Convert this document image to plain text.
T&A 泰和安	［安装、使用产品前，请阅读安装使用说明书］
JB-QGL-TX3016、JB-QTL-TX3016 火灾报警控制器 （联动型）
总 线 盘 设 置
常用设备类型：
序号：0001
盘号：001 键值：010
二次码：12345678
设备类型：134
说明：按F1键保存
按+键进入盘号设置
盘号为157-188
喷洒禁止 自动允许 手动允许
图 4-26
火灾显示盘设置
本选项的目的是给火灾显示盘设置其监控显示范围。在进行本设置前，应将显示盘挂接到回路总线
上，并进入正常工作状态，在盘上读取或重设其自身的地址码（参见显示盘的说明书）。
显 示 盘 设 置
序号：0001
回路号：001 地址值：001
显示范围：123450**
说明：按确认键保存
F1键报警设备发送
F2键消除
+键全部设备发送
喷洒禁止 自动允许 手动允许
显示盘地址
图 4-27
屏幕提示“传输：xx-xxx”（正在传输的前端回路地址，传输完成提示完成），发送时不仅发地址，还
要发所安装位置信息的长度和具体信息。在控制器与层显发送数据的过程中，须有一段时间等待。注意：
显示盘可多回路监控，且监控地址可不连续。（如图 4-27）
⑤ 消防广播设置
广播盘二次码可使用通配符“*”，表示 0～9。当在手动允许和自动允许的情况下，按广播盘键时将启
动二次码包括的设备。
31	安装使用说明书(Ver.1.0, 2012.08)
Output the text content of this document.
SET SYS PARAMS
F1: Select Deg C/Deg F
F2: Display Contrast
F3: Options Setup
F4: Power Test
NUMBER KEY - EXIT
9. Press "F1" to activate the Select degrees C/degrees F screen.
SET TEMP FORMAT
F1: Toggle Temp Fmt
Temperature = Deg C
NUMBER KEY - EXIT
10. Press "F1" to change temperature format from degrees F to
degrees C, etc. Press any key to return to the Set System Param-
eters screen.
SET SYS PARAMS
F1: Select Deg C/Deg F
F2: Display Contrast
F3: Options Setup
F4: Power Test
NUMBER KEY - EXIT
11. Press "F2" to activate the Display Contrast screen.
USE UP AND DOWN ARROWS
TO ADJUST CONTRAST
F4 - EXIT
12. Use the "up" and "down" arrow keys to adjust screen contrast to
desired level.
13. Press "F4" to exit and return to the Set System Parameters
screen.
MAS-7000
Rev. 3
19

####################

In the listing above, find the line with "Output the text content of this document." and set down that line and all after it exactly, through the final line.

Output the text content of this document.
SET SYS PARAMS
F1: Select Deg C/Deg F
F2: Display Contrast
F3: Options Setup
F4: Power Test
NUMBER KEY - EXIT
9. Press "F1" to activate the Select degrees C/degrees F screen.
SET TEMP FORMAT
F1: Toggle Temp Fmt
Temperature = Deg C
NUMBER KEY - EXIT
10. Press "F1" to change temperature format from degrees F to
degrees C, etc. Press any key to return to the Set System Param-
eters screen.
SET SYS PARAMS
F1: Select Deg C/Deg F
F2: Display Contrast
F3: Options Setup
F4: Power Test
NUMBER KEY - EXIT
11. Press "F2" to activate the Display Contrast screen.
USE UP AND DOWN ARROWS
TO ADJUST CONTRAST
F4 - EXIT
12. Use the "up" and "down" arrow keys to adjust screen contrast to
desired level.
13. Press "F4" to exit and return to the Set System Parameters
screen.
MAS-7000
Rev. 3
19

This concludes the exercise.